DOCUMENT EXTRACT:

Bitboards ?: C# vs C++

Chessnut1071 · Post by **Chessnut1071** » Thu Nov 18, 2021 11:27 pm

hgm wrote: ↑Thu Nov 18, 2021 11:04 pm Nothing. But the first doesn't really give you much information. Because there is no meaningful definition for when a search is finished. You can continue it forever, and while you do the number of nodes keeps growing. You can determine the time needed to complete a certain depth, but in the face of reductions and extensions depth is an ill-defined concept as well. You can determine how much time it needs to solve a given problem (like mate, or gaining a piece), but for a given search this would depend enormously on the problem at hand, and what will be very fast in one position will be excedingly slow in another. So you would have to average over many positions, and then make sure these positions are a representative example of what you would encounter in games. And weight them by importance. That boils down to actually playing games, and measuring Elo from the results. Attempts to take shortcuts on this, e.g. by optimizing speed for solving a test suite, almost universally backfire, and the better you are at solving, the lower the Elo usually goes.

Comparing nodes/sec on similar trees (from the same test position) is easy, though. It can be used to directly compare different algorithms for the same tasks (move generation, move sorting, updating the game state, evaluation) speedwise.

"'.... But the first doesn't really give you much information. Because there is no meaningful definition for when a search is finished....."

I think you missed my point of using deep ply mate-in-x puzzles. The search is terminated and finished. It doesn't go on forever like a game, which is exactly the reason for using known ending solutions. I also contend that there is no better method of checking the accuracy of your engine.

Annotated element entries:
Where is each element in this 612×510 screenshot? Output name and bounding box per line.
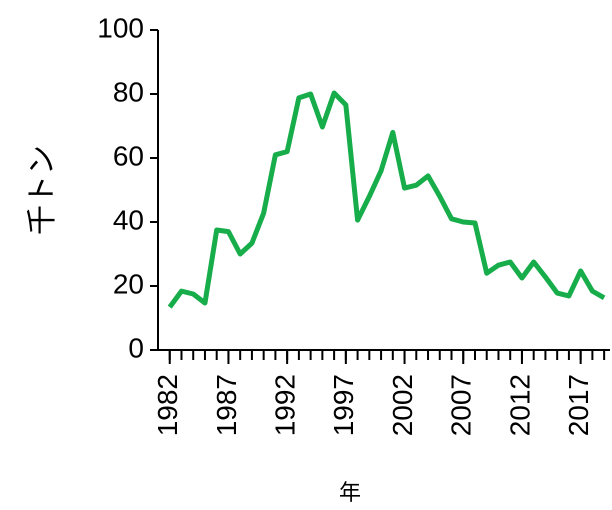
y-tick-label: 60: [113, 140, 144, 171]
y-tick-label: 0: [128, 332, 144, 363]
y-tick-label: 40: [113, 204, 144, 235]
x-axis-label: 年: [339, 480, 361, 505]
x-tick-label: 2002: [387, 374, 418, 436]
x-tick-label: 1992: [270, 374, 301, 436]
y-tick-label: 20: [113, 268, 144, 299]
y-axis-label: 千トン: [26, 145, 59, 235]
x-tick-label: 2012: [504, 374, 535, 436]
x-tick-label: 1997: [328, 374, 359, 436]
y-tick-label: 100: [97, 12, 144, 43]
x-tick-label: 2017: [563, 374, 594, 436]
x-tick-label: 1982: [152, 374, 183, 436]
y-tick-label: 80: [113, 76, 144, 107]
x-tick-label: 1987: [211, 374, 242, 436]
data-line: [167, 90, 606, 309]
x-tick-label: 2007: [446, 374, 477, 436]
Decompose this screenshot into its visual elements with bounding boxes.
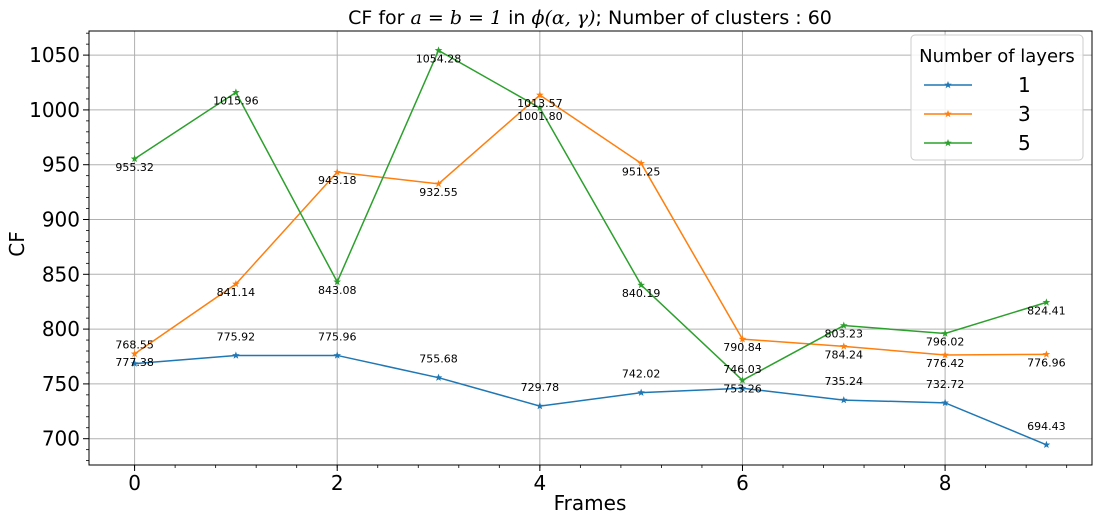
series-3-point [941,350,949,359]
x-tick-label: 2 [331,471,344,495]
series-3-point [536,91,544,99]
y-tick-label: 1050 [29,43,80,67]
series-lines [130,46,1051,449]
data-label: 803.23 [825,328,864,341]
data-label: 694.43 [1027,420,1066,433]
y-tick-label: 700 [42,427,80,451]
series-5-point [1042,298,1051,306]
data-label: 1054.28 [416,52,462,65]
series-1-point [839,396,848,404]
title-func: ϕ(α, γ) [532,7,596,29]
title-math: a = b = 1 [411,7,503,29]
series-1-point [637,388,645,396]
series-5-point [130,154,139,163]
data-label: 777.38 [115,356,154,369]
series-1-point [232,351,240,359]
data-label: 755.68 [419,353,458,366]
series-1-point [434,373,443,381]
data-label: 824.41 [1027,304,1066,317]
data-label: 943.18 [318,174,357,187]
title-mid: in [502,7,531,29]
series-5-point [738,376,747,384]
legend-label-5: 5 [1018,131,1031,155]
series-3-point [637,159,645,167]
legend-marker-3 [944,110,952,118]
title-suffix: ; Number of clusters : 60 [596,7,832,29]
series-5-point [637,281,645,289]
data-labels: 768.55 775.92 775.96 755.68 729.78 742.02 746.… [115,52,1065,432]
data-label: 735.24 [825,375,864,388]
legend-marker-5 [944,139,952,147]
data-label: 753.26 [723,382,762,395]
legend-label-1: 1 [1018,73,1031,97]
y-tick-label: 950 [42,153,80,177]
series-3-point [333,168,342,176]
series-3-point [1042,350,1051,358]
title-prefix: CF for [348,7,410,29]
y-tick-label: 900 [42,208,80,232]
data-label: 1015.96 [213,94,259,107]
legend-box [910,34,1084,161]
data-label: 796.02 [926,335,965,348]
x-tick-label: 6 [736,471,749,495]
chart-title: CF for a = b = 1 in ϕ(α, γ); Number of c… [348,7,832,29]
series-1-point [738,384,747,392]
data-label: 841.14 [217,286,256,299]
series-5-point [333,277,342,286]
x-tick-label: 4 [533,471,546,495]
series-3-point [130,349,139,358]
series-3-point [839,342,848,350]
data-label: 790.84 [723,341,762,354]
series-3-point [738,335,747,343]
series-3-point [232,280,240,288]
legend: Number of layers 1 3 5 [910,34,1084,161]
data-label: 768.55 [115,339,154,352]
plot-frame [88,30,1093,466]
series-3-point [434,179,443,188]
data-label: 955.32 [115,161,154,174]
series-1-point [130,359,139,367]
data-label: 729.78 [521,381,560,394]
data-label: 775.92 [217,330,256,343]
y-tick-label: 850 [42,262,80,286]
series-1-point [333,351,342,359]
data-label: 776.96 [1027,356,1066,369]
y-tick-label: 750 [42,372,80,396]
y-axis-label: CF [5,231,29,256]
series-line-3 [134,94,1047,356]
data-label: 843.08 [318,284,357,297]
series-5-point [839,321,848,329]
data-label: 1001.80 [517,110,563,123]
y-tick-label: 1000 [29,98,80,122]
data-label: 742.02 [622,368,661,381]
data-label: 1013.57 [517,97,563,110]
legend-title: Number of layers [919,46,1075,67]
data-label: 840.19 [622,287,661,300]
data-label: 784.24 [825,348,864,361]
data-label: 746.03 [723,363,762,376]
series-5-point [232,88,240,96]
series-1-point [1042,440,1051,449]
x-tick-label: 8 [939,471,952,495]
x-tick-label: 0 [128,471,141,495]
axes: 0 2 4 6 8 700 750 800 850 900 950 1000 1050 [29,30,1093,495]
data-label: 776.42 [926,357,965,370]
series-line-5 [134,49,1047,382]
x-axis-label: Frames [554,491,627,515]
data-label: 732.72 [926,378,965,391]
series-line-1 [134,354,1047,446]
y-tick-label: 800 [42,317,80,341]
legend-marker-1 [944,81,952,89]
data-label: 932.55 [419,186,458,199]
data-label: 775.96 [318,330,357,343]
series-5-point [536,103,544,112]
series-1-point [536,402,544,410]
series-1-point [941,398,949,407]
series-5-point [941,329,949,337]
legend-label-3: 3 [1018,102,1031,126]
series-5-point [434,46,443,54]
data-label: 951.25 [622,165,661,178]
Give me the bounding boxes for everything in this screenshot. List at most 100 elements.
--
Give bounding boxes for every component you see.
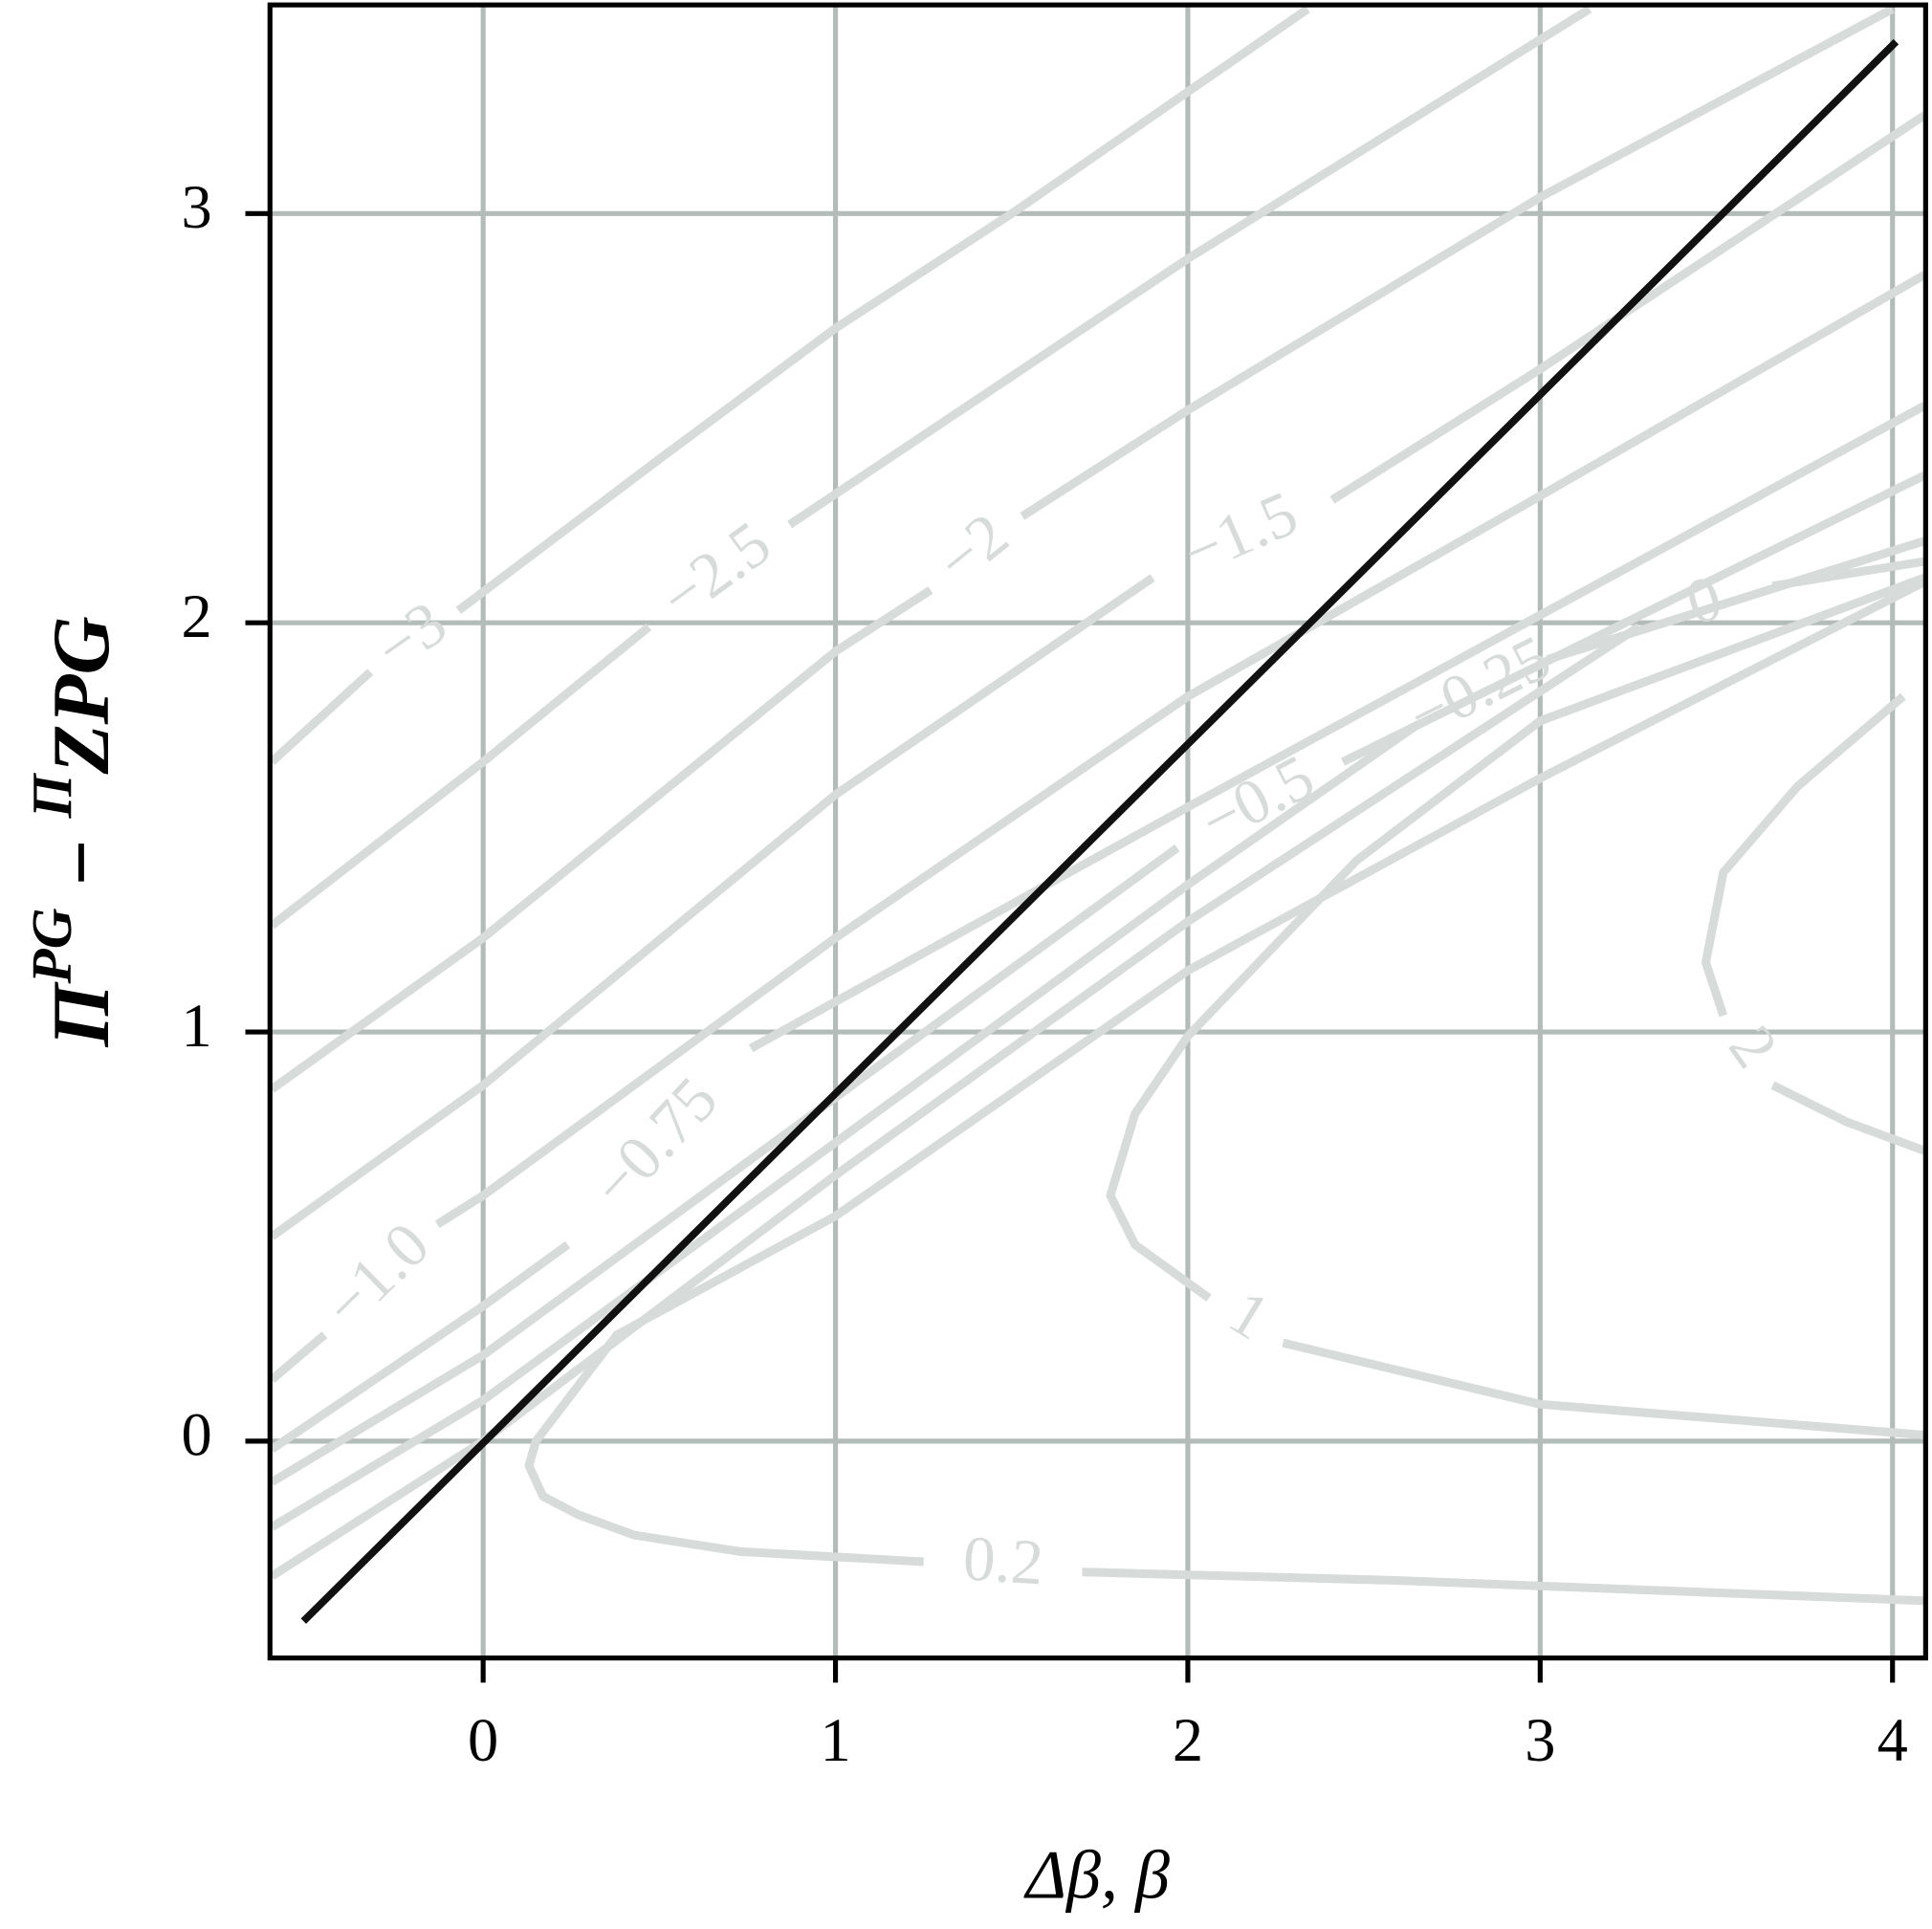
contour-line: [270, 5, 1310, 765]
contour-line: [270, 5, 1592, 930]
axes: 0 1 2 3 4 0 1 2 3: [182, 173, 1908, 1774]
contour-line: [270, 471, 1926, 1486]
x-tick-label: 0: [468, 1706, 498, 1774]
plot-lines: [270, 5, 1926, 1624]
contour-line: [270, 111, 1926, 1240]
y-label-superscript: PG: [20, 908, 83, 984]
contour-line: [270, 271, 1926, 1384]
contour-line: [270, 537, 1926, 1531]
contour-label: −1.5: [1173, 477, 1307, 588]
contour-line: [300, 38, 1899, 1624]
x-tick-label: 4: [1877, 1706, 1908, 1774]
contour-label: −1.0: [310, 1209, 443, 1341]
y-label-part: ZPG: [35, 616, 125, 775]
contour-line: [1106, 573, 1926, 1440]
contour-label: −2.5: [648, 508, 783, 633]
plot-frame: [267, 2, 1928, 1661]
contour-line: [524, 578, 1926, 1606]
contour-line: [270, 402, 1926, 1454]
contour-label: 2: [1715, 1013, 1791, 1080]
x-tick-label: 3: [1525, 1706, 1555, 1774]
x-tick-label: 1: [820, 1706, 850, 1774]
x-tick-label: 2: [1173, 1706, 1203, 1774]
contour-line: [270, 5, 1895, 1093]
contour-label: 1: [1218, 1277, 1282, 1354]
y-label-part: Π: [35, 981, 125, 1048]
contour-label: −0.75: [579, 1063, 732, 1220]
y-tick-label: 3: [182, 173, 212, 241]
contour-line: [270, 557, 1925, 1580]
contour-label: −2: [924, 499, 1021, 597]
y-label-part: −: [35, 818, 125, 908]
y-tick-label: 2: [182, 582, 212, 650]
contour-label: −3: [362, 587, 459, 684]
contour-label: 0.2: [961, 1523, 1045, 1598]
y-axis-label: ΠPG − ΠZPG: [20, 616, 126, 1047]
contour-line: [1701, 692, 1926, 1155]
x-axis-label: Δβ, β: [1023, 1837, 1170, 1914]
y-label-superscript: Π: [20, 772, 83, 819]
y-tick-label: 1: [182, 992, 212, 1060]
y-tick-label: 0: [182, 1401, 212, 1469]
==
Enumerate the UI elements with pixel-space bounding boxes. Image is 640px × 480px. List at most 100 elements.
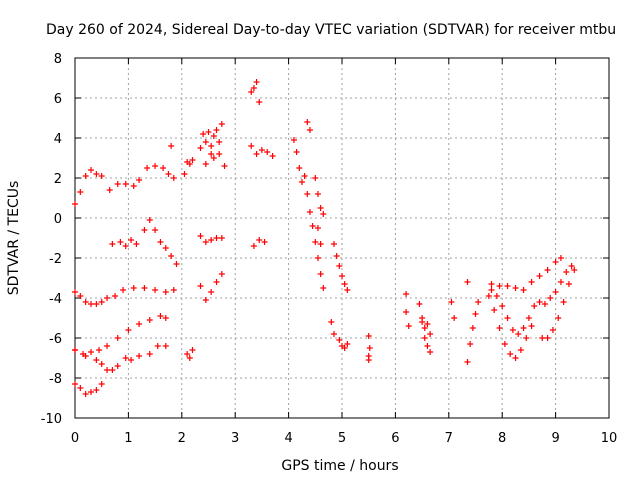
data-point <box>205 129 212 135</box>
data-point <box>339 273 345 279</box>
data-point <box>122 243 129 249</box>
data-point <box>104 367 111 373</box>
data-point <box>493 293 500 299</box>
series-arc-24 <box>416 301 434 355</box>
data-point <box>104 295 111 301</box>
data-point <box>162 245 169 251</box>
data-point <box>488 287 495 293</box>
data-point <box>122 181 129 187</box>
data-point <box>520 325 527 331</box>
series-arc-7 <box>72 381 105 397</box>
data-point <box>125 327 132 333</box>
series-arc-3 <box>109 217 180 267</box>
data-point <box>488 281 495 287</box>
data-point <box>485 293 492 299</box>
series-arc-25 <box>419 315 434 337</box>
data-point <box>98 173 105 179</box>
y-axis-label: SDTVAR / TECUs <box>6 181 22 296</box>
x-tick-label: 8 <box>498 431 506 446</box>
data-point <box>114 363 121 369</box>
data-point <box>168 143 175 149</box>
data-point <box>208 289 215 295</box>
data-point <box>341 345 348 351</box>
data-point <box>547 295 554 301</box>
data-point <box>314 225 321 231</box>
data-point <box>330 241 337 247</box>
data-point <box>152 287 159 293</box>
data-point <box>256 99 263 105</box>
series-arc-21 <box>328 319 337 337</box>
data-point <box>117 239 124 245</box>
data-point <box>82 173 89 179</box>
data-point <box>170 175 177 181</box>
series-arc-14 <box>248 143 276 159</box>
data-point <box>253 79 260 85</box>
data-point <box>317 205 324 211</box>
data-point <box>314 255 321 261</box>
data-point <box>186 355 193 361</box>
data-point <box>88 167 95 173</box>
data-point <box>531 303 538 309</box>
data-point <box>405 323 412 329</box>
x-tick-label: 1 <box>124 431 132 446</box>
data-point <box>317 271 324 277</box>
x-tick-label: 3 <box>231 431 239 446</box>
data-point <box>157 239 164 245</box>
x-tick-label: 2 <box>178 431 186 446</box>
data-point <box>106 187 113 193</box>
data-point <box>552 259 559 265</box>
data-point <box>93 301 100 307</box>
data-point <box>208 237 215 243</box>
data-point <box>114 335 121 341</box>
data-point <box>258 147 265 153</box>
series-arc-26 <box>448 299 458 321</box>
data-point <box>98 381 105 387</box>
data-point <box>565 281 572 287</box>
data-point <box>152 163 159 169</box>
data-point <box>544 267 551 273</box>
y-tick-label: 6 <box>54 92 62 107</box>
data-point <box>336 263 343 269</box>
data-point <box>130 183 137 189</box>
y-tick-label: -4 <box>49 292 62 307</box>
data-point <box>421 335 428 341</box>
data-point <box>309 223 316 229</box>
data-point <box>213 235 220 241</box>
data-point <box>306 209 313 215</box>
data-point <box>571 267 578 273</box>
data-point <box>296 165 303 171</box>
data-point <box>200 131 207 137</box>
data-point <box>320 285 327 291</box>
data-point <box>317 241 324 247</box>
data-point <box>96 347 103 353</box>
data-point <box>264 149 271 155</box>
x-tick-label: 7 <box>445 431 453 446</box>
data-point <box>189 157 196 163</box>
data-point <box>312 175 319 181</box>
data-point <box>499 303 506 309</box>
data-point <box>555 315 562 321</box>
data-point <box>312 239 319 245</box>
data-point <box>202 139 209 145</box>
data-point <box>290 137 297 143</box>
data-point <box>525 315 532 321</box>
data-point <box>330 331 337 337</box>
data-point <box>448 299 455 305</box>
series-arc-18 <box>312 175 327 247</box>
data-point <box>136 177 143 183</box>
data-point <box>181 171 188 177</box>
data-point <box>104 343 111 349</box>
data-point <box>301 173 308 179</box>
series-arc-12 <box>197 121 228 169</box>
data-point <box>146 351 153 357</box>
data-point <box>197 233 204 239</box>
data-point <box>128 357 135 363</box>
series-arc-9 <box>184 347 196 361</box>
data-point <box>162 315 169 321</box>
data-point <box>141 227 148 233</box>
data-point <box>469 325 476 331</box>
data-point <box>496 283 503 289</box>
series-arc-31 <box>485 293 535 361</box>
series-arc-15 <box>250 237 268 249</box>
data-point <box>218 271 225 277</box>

PROBLEMS AND TASKS:
1. In the bitboards thread, explain why Chessnut1071 relies on deep ply mate-in-x puzzles.
2. Output the passage of the bitboards thread between "Comparing nodes/sec on" and "state, evaluation) speedwise.", inclusive.

EXPECTED RESULTS:
1. With a deep ply mate-in-x puzzle, the search terminates and is finished instead of going on forever the way it can in a game. That is the stated reason for using known ending solutions.

2.
Comparing nodes/sec on similar trees (from the same test position) is easy, though. It can be used to directly compare different algorithms for the same tasks (move generation, move sorting, updating the game state, evaluation) speedwise.